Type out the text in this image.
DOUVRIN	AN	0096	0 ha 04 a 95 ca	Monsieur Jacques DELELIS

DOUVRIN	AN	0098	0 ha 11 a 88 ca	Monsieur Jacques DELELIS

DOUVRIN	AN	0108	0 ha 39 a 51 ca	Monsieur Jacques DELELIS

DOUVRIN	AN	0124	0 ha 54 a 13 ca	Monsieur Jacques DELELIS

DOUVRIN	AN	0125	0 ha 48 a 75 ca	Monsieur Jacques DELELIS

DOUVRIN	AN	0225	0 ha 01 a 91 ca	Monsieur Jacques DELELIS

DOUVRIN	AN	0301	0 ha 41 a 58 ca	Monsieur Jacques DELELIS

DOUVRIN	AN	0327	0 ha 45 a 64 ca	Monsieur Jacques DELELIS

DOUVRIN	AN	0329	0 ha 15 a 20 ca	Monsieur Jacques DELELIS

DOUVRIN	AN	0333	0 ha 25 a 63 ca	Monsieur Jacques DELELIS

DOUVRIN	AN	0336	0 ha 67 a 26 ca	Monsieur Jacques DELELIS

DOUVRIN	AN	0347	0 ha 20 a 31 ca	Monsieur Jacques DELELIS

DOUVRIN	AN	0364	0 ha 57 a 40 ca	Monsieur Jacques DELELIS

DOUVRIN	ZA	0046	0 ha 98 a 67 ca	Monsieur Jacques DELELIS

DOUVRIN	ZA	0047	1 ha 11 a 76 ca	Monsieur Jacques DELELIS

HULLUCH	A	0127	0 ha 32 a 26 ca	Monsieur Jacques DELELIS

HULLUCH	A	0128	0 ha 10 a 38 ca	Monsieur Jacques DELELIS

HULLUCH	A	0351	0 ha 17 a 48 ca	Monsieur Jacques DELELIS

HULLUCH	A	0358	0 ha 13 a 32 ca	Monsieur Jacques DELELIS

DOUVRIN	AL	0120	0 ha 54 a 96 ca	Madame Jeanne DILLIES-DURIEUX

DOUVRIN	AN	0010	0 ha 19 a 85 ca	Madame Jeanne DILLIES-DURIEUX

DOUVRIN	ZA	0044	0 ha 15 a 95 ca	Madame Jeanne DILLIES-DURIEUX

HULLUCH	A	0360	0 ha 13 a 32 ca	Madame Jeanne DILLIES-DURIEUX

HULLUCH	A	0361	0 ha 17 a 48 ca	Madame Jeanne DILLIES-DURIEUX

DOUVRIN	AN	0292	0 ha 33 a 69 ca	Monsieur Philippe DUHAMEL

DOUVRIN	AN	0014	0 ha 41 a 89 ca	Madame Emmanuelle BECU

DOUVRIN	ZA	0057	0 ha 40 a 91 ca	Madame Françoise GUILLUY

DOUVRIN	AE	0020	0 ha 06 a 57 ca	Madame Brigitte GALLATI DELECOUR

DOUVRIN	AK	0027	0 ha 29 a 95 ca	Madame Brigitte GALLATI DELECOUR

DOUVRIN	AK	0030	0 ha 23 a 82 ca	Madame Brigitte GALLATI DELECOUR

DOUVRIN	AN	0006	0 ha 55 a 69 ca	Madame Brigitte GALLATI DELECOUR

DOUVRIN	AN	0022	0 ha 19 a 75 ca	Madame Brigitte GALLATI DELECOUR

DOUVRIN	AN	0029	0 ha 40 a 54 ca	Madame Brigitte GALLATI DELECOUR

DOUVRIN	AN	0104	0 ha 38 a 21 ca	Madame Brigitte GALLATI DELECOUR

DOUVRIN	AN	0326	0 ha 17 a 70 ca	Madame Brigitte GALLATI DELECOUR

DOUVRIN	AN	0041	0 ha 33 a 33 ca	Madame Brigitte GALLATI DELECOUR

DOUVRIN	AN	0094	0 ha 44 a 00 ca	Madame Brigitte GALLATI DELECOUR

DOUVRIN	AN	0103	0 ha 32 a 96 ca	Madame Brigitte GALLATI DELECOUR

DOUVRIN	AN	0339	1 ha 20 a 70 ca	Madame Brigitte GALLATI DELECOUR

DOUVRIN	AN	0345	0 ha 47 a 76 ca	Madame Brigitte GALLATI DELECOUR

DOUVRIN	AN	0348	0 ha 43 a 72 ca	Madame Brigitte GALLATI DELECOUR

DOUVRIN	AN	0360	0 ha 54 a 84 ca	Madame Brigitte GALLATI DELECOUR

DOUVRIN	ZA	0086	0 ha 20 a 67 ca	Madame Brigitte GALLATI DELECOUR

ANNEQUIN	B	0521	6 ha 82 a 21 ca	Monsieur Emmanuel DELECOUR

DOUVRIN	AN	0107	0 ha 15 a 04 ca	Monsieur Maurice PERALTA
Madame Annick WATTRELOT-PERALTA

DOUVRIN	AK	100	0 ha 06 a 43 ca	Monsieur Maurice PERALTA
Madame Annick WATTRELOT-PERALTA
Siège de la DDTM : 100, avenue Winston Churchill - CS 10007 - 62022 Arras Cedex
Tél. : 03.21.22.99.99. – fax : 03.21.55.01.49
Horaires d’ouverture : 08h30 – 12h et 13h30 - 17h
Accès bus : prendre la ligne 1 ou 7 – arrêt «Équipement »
——
Short exercise:
Reproduce the listing in full. Keep it exactly as written.

Written solution:
Type out the text in this image.
DOUVRIN	AN	0096	0 ha 04 a 95 ca	Monsieur Jacques DELELIS

DOUVRIN	AN	0098	0 ha 11 a 88 ca	Monsieur Jacques DELELIS

DOUVRIN	AN	0108	0 ha 39 a 51 ca	Monsieur Jacques DELELIS

DOUVRIN	AN	0124	0 ha 54 a 13 ca	Monsieur Jacques DELELIS

DOUVRIN	AN	0125	0 ha 48 a 75 ca	Monsieur Jacques DELELIS

DOUVRIN	AN	0225	0 ha 01 a 91 ca	Monsieur Jacques DELELIS

DOUVRIN	AN	0301	0 ha 41 a 58 ca	Monsieur Jacques DELELIS

DOUVRIN	AN	0327	0 ha 45 a 64 ca	Monsieur Jacques DELELIS

DOUVRIN	AN	0329	0 ha 15 a 20 ca	Monsieur Jacques DELELIS

DOUVRIN	AN	0333	0 ha 25 a 63 ca	Monsieur Jacques DELELIS

DOUVRIN	AN	0336	0 ha 67 a 26 ca	Monsieur Jacques DELELIS

DOUVRIN	AN	0347	0 ha 20 a 31 ca	Monsieur Jacques DELELIS

DOUVRIN	AN	0364	0 ha 57 a 40 ca	Monsieur Jacques DELELIS

DOUVRIN	ZA	0046	0 ha 98 a 67 ca	Monsieur Jacques DELELIS

DOUVRIN	ZA	0047	1 ha 11 a 76 ca	Monsieur Jacques DELELIS

HULLUCH	A	0127	0 ha 32 a 26 ca	Monsieur Jacques DELELIS

HULLUCH	A	0128	0 ha 10 a 38 ca	Monsieur Jacques DELELIS

HULLUCH	A	0351	0 ha 17 a 48 ca	Monsieur Jacques DELELIS

HULLUCH	A	0358	0 ha 13 a 32 ca	Monsieur Jacques DELELIS

DOUVRIN	AL	0120	0 ha 54 a 96 ca	Madame Jeanne DILLIES-DURIEUX

DOUVRIN	AN	0010	0 ha 19 a 85 ca	Madame Jeanne DILLIES-DURIEUX

DOUVRIN	ZA	0044	0 ha 15 a 95 ca	Madame Jeanne DILLIES-DURIEUX

HULLUCH	A	0360	0 ha 13 a 32 ca	Madame Jeanne DILLIES-DURIEUX

HULLUCH	A	0361	0 ha 17 a 48 ca	Madame Jeanne DILLIES-DURIEUX

DOUVRIN	AN	0292	0 ha 33 a 69 ca	Monsieur Philippe DUHAMEL

DOUVRIN	AN	0014	0 ha 41 a 89 ca	Madame Emmanuelle BECU

DOUVRIN	ZA	0057	0 ha 40 a 91 ca	Madame Françoise GUILLUY

DOUVRIN	AE	0020	0 ha 06 a 57 ca	Madame Brigitte GALLATI DELECOUR

DOUVRIN	AK	0027	0 ha 29 a 95 ca	Madame Brigitte GALLATI DELECOUR

DOUVRIN	AK	0030	0 ha 23 a 82 ca	Madame Brigitte GALLATI DELECOUR

DOUVRIN	AN	0006	0 ha 55 a 69 ca	Madame Brigitte GALLATI DELECOUR

DOUVRIN	AN	0022	0 ha 19 a 75 ca	Madame Brigitte GALLATI DELECOUR

DOUVRIN	AN	0029	0 ha 40 a 54 ca	Madame Brigitte GALLATI DELECOUR

DOUVRIN	AN	0104	0 ha 38 a 21 ca	Madame Brigitte GALLATI DELECOUR

DOUVRIN	AN	0326	0 ha 17 a 70 ca	Madame Brigitte GALLATI DELECOUR

DOUVRIN	AN	0041	0 ha 33 a 33 ca	Madame Brigitte GALLATI DELECOUR

DOUVRIN	AN	0094	0 ha 44 a 00 ca	Madame Brigitte GALLATI DELECOUR

DOUVRIN	AN	0103	0 ha 32 a 96 ca	Madame Brigitte GALLATI DELECOUR

DOUVRIN	AN	0339	1 ha 20 a 70 ca	Madame Brigitte GALLATI DELECOUR

DOUVRIN	AN	0345	0 ha 47 a 76 ca	Madame Brigitte GALLATI DELECOUR

DOUVRIN	AN	0348	0 ha 43 a 72 ca	Madame Brigitte GALLATI DELECOUR

DOUVRIN	AN	0360	0 ha 54 a 84 ca	Madame Brigitte GALLATI DELECOUR

DOUVRIN	ZA	0086	0 ha 20 a 67 ca	Madame Brigitte GALLATI DELECOUR

ANNEQUIN	B	0521	6 ha 82 a 21 ca	Monsieur Emmanuel DELECOUR

DOUVRIN	AN	0107	0 ha 15 a 04 ca	Monsieur Maurice PERALTA
Madame Annick WATTRELOT-PERALTA

DOUVRIN	AK	100	0 ha 06 a 43 ca	Monsieur Maurice PERALTA
Madame Annick WATTRELOT-PERALTA
Siège de la DDTM : 100, avenue Winston Churchill - CS 10007 - 62022 Arras Cedex
Tél. : 03.21.22.99.99. – fax : 03.21.55.01.49
Horaires d’ouverture : 08h30 – 12h et 13h30 - 17h
Accès bus : prendre la ligne 1 ou 7 – arrêt «Équipement »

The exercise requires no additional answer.